*TASK:*
Copy out all lines of the records in which the word "name" appears.

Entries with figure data
=-=-=

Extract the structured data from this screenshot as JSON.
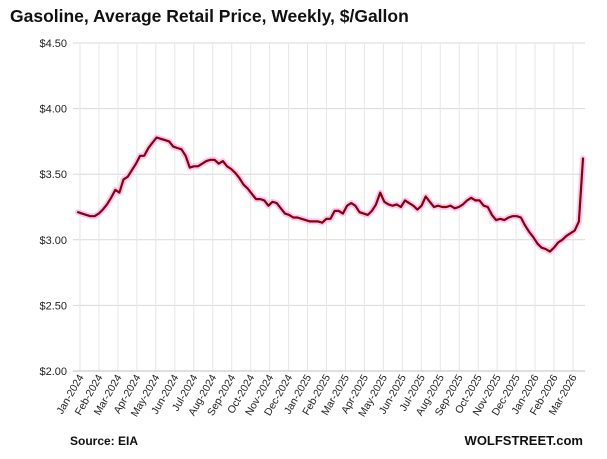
{
  "chart_data": {
    "type": "line",
    "title": "Gasoline, Average Retail Price, Weekly, $/Gallon",
    "xlabel": "",
    "ylabel": "",
    "ylim": [
      2.0,
      4.5
    ],
    "y_ticks": [
      2.0,
      2.5,
      3.0,
      3.5,
      4.0,
      4.5
    ],
    "y_tick_labels": [
      "$2.00",
      "$2.50",
      "$3.00",
      "$3.50",
      "$4.00",
      "$4.50"
    ],
    "x_tick_labels": [
      "Jan-2024",
      "Feb-2024",
      "Mar-2024",
      "Apr-2024",
      "May-2024",
      "Jun-2024",
      "Jul-2024",
      "Aug-2024",
      "Sep-2024",
      "Oct-2024",
      "Nov-2024",
      "Dec-2024",
      "Jan-2025",
      "Feb-2025",
      "Mar-2025",
      "Apr-2025",
      "May-2025",
      "Jun-2025",
      "Jul-2025",
      "Aug-2025",
      "Sep-2025",
      "Oct-2025",
      "Nov-2025",
      "Dec-2025",
      "Jan-2026",
      "Feb-2026",
      "Mar-2026"
    ],
    "grid": true,
    "line_color": "#8b0000",
    "glow_color": "#ff99ee",
    "series": [
      {
        "values": [
          3.21,
          3.2,
          3.19,
          3.18,
          3.18,
          3.2,
          3.23,
          3.27,
          3.32,
          3.38,
          3.36,
          3.46,
          3.48,
          3.53,
          3.58,
          3.64,
          3.64,
          3.7,
          3.74,
          3.78,
          3.77,
          3.76,
          3.75,
          3.71,
          3.7,
          3.69,
          3.64,
          3.55,
          3.56,
          3.56,
          3.58,
          3.6,
          3.61,
          3.61,
          3.58,
          3.6,
          3.56,
          3.54,
          3.51,
          3.47,
          3.42,
          3.39,
          3.35,
          3.31,
          3.31,
          3.3,
          3.26,
          3.29,
          3.28,
          3.24,
          3.2,
          3.19,
          3.17,
          3.17,
          3.16,
          3.15,
          3.14,
          3.14,
          3.14,
          3.13,
          3.16,
          3.16,
          3.22,
          3.22,
          3.2,
          3.26,
          3.28,
          3.26,
          3.21,
          3.2,
          3.19,
          3.22,
          3.27,
          3.36,
          3.29,
          3.27,
          3.26,
          3.27,
          3.25,
          3.3,
          3.28,
          3.26,
          3.23,
          3.26,
          3.33,
          3.29,
          3.25,
          3.26,
          3.25,
          3.25,
          3.26,
          3.24,
          3.25,
          3.27,
          3.3,
          3.32,
          3.3,
          3.3,
          3.26,
          3.25,
          3.19,
          3.15,
          3.16,
          3.15,
          3.17,
          3.18,
          3.18,
          3.17,
          3.11,
          3.06,
          3.02,
          2.97,
          2.94,
          2.93,
          2.91,
          2.94,
          2.98,
          3.0,
          3.03,
          3.05,
          3.07,
          3.14,
          3.62
        ]
      }
    ]
  },
  "footer": {
    "source": "Source: EIA",
    "brand": "WOLFSTREET.com"
  }
}
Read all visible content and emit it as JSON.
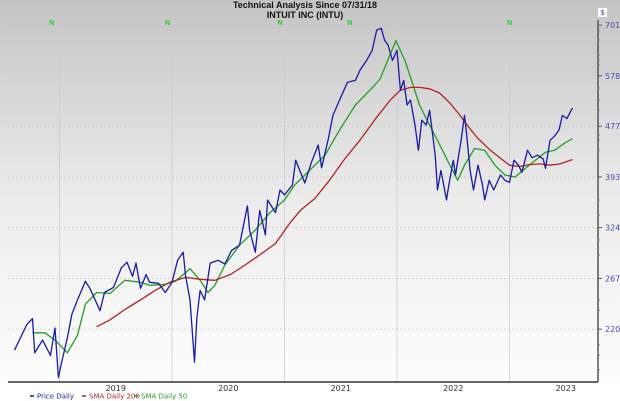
{
  "chart_data": {
    "type": "line",
    "title": "Technical Analysis Since 07/31/18",
    "subtitle": "INTUIT INC (INTU)",
    "y_axis_unit_label": "$",
    "y_scale": "log",
    "ylim": [
      178,
      720
    ],
    "xlim": [
      2018.55,
      2023.8
    ],
    "y_ticks": [
      220,
      267,
      324,
      393,
      477,
      578,
      701
    ],
    "x_ticks": [
      {
        "label": "2019",
        "t": 2019.5
      },
      {
        "label": "2020",
        "t": 2020.5
      },
      {
        "label": "2021",
        "t": 2021.5
      },
      {
        "label": "2022",
        "t": 2022.5
      },
      {
        "label": "2023",
        "t": 2023.5
      }
    ],
    "gridlines_t": [
      2019,
      2020,
      2021,
      2022,
      2023
    ],
    "grid": true,
    "legend_position": "bottom-left",
    "n_markers": [
      {
        "label": "N",
        "t": 2018.93
      },
      {
        "label": "N",
        "t": 2019.96
      },
      {
        "label": "N",
        "t": 2020.96
      },
      {
        "label": "N",
        "t": 2021.58
      },
      {
        "label": "N",
        "t": 2023.0
      }
    ],
    "series": [
      {
        "name": "Price Daily",
        "color": "#1a1aa6",
        "points": [
          [
            2018.6,
            203
          ],
          [
            2018.71,
            224
          ],
          [
            2018.76,
            229
          ],
          [
            2018.78,
            201
          ],
          [
            2018.85,
            211
          ],
          [
            2018.92,
            199
          ],
          [
            2018.96,
            221
          ],
          [
            2018.99,
            183
          ],
          [
            2019.02,
            194
          ],
          [
            2019.07,
            213
          ],
          [
            2019.11,
            233
          ],
          [
            2019.16,
            246
          ],
          [
            2019.23,
            264
          ],
          [
            2019.27,
            257
          ],
          [
            2019.33,
            243
          ],
          [
            2019.36,
            236
          ],
          [
            2019.4,
            253
          ],
          [
            2019.48,
            258
          ],
          [
            2019.55,
            278
          ],
          [
            2019.6,
            284
          ],
          [
            2019.65,
            269
          ],
          [
            2019.68,
            283
          ],
          [
            2019.72,
            257
          ],
          [
            2019.77,
            271
          ],
          [
            2019.8,
            263
          ],
          [
            2019.88,
            262
          ],
          [
            2019.94,
            253
          ],
          [
            2020.0,
            263
          ],
          [
            2020.05,
            286
          ],
          [
            2020.1,
            295
          ],
          [
            2020.12,
            270
          ],
          [
            2020.16,
            246
          ],
          [
            2020.2,
            194
          ],
          [
            2020.22,
            229
          ],
          [
            2020.25,
            255
          ],
          [
            2020.29,
            246
          ],
          [
            2020.34,
            283
          ],
          [
            2020.41,
            286
          ],
          [
            2020.47,
            282
          ],
          [
            2020.53,
            297
          ],
          [
            2020.6,
            303
          ],
          [
            2020.67,
            352
          ],
          [
            2020.69,
            321
          ],
          [
            2020.74,
            295
          ],
          [
            2020.78,
            346
          ],
          [
            2020.83,
            315
          ],
          [
            2020.85,
            360
          ],
          [
            2020.92,
            343
          ],
          [
            2020.96,
            374
          ],
          [
            2021.0,
            367
          ],
          [
            2021.07,
            381
          ],
          [
            2021.1,
            419
          ],
          [
            2021.18,
            384
          ],
          [
            2021.24,
            416
          ],
          [
            2021.3,
            444
          ],
          [
            2021.33,
            407
          ],
          [
            2021.39,
            455
          ],
          [
            2021.43,
            497
          ],
          [
            2021.49,
            527
          ],
          [
            2021.56,
            564
          ],
          [
            2021.63,
            568
          ],
          [
            2021.67,
            590
          ],
          [
            2021.73,
            613
          ],
          [
            2021.78,
            637
          ],
          [
            2021.82,
            688
          ],
          [
            2021.86,
            693
          ],
          [
            2021.89,
            662
          ],
          [
            2021.92,
            650
          ],
          [
            2021.96,
            613
          ],
          [
            2022.0,
            637
          ],
          [
            2022.03,
            547
          ],
          [
            2022.06,
            568
          ],
          [
            2022.09,
            517
          ],
          [
            2022.12,
            527
          ],
          [
            2022.16,
            479
          ],
          [
            2022.19,
            435
          ],
          [
            2022.22,
            488
          ],
          [
            2022.26,
            479
          ],
          [
            2022.29,
            507
          ],
          [
            2022.34,
            427
          ],
          [
            2022.36,
            374
          ],
          [
            2022.39,
            403
          ],
          [
            2022.44,
            360
          ],
          [
            2022.46,
            381
          ],
          [
            2022.5,
            419
          ],
          [
            2022.52,
            396
          ],
          [
            2022.57,
            452
          ],
          [
            2022.6,
            497
          ],
          [
            2022.62,
            461
          ],
          [
            2022.65,
            403
          ],
          [
            2022.68,
            374
          ],
          [
            2022.72,
            411
          ],
          [
            2022.76,
            381
          ],
          [
            2022.78,
            360
          ],
          [
            2022.82,
            388
          ],
          [
            2022.86,
            374
          ],
          [
            2022.92,
            396
          ],
          [
            2022.96,
            388
          ],
          [
            2023.0,
            385
          ],
          [
            2023.04,
            419
          ],
          [
            2023.08,
            411
          ],
          [
            2023.11,
            400
          ],
          [
            2023.16,
            435
          ],
          [
            2023.2,
            423
          ],
          [
            2023.25,
            427
          ],
          [
            2023.3,
            421
          ],
          [
            2023.32,
            406
          ],
          [
            2023.36,
            452
          ],
          [
            2023.4,
            459
          ],
          [
            2023.44,
            470
          ],
          [
            2023.47,
            497
          ],
          [
            2023.51,
            491
          ],
          [
            2023.54,
            503
          ],
          [
            2023.56,
            511
          ]
        ]
      },
      {
        "name": "SMA Daily 200",
        "color": "#b22222",
        "points": [
          [
            2019.33,
            222
          ],
          [
            2019.45,
            228
          ],
          [
            2019.58,
            237
          ],
          [
            2019.72,
            246
          ],
          [
            2019.85,
            255
          ],
          [
            2019.98,
            263
          ],
          [
            2020.12,
            268
          ],
          [
            2020.25,
            266
          ],
          [
            2020.38,
            265
          ],
          [
            2020.52,
            271
          ],
          [
            2020.65,
            281
          ],
          [
            2020.78,
            292
          ],
          [
            2020.92,
            305
          ],
          [
            2021.05,
            330
          ],
          [
            2021.14,
            346
          ],
          [
            2021.27,
            362
          ],
          [
            2021.4,
            388
          ],
          [
            2021.54,
            422
          ],
          [
            2021.67,
            452
          ],
          [
            2021.8,
            488
          ],
          [
            2021.94,
            527
          ],
          [
            2022.03,
            547
          ],
          [
            2022.12,
            553
          ],
          [
            2022.2,
            553
          ],
          [
            2022.29,
            550
          ],
          [
            2022.38,
            541
          ],
          [
            2022.47,
            521
          ],
          [
            2022.56,
            497
          ],
          [
            2022.65,
            472
          ],
          [
            2022.72,
            455
          ],
          [
            2022.83,
            435
          ],
          [
            2022.92,
            422
          ],
          [
            2023.0,
            411
          ],
          [
            2023.09,
            409
          ],
          [
            2023.18,
            412
          ],
          [
            2023.27,
            413
          ],
          [
            2023.36,
            411
          ],
          [
            2023.45,
            413
          ],
          [
            2023.56,
            420
          ]
        ]
      },
      {
        "name": "SMA Daily 50",
        "color": "#22a022",
        "points": [
          [
            2018.76,
            217
          ],
          [
            2018.87,
            217
          ],
          [
            2018.96,
            211
          ],
          [
            2019.07,
            201
          ],
          [
            2019.16,
            215
          ],
          [
            2019.23,
            242
          ],
          [
            2019.33,
            253
          ],
          [
            2019.45,
            252
          ],
          [
            2019.58,
            265
          ],
          [
            2019.72,
            263
          ],
          [
            2019.8,
            260
          ],
          [
            2019.94,
            261
          ],
          [
            2020.03,
            264
          ],
          [
            2020.16,
            277
          ],
          [
            2020.25,
            265
          ],
          [
            2020.32,
            253
          ],
          [
            2020.38,
            260
          ],
          [
            2020.47,
            281
          ],
          [
            2020.6,
            303
          ],
          [
            2020.74,
            321
          ],
          [
            2020.87,
            343
          ],
          [
            2021.0,
            360
          ],
          [
            2021.09,
            381
          ],
          [
            2021.18,
            396
          ],
          [
            2021.27,
            411
          ],
          [
            2021.36,
            427
          ],
          [
            2021.49,
            470
          ],
          [
            2021.63,
            517
          ],
          [
            2021.76,
            547
          ],
          [
            2021.85,
            571
          ],
          [
            2021.99,
            661
          ],
          [
            2022.07,
            613
          ],
          [
            2022.13,
            568
          ],
          [
            2022.2,
            517
          ],
          [
            2022.29,
            479
          ],
          [
            2022.38,
            444
          ],
          [
            2022.47,
            411
          ],
          [
            2022.54,
            388
          ],
          [
            2022.6,
            411
          ],
          [
            2022.69,
            438
          ],
          [
            2022.78,
            435
          ],
          [
            2022.87,
            411
          ],
          [
            2022.96,
            396
          ],
          [
            2023.05,
            393
          ],
          [
            2023.14,
            406
          ],
          [
            2023.23,
            419
          ],
          [
            2023.32,
            432
          ],
          [
            2023.4,
            435
          ],
          [
            2023.49,
            447
          ],
          [
            2023.56,
            455
          ]
        ]
      }
    ]
  }
}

=-=-=

*RESPONSE TO THIS TASK:*
        "name": "Price Daily",
        "name": "SMA Daily 200",
        "name": "SMA Daily 50",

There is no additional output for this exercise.